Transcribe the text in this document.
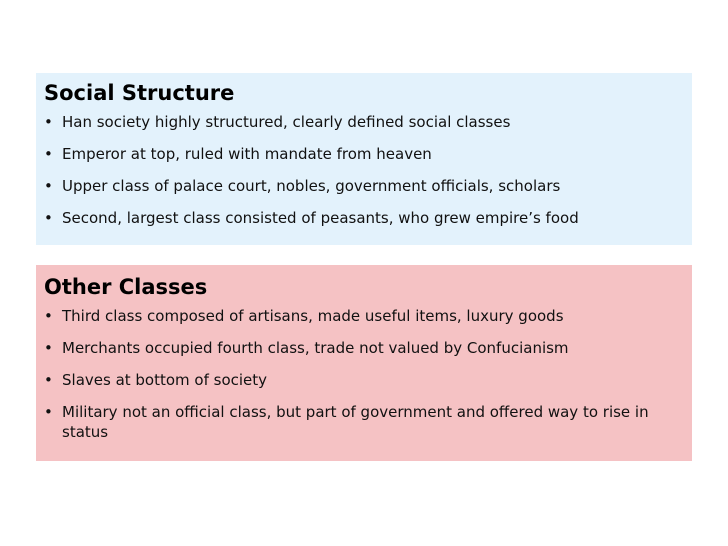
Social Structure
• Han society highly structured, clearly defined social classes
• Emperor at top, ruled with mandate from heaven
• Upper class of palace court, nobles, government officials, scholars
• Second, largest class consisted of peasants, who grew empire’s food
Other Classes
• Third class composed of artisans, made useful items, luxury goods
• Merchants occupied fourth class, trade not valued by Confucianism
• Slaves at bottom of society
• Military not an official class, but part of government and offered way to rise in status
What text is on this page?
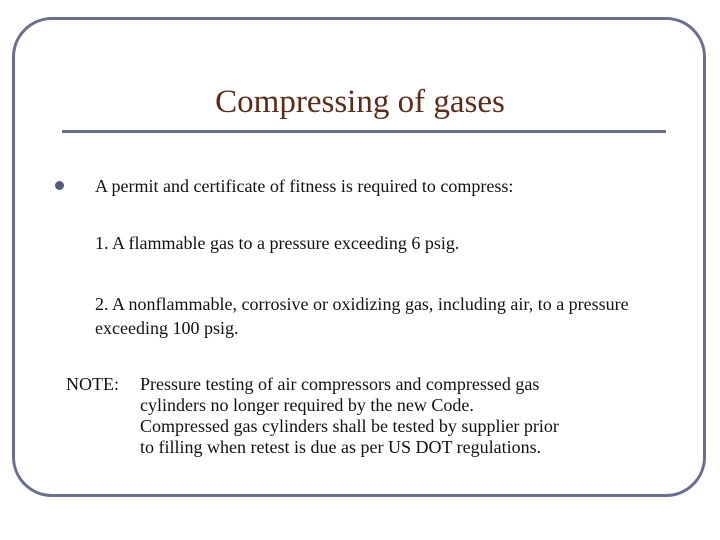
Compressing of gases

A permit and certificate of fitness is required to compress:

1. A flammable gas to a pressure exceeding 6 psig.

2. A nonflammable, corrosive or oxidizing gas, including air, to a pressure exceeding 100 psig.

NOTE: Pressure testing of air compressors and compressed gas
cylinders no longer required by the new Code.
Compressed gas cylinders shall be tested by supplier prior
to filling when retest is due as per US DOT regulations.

::::

[What this task involves] Return the material word for word. Pictures are not part of the copy.

[Response to the task]
Transcribe the text in this document.
Social Structure
• Han society highly structured, clearly defined social classes
• Emperor at top, ruled with mandate from heaven
• Upper class of palace court, nobles, government officials, scholars
• Second, largest class consisted of peasants, who grew empire’s food
Other Classes
• Third class composed of artisans, made useful items, luxury goods
• Merchants occupied fourth class, trade not valued by Confucianism
• Slaves at bottom of society
• Military not an official class, but part of government and offered way to rise in status
What text is on this page?
Compressing of gases

A permit and certificate of fitness is required to compress:

1. A flammable gas to a pressure exceeding 6 psig.

2. A nonflammable, corrosive or oxidizing gas, including air, to a pressure exceeding 100 psig.

NOTE: Pressure testing of air compressors and compressed gas
cylinders no longer required by the new Code.
Compressed gas cylinders shall be tested by supplier prior
to filling when retest is due as per US DOT regulations.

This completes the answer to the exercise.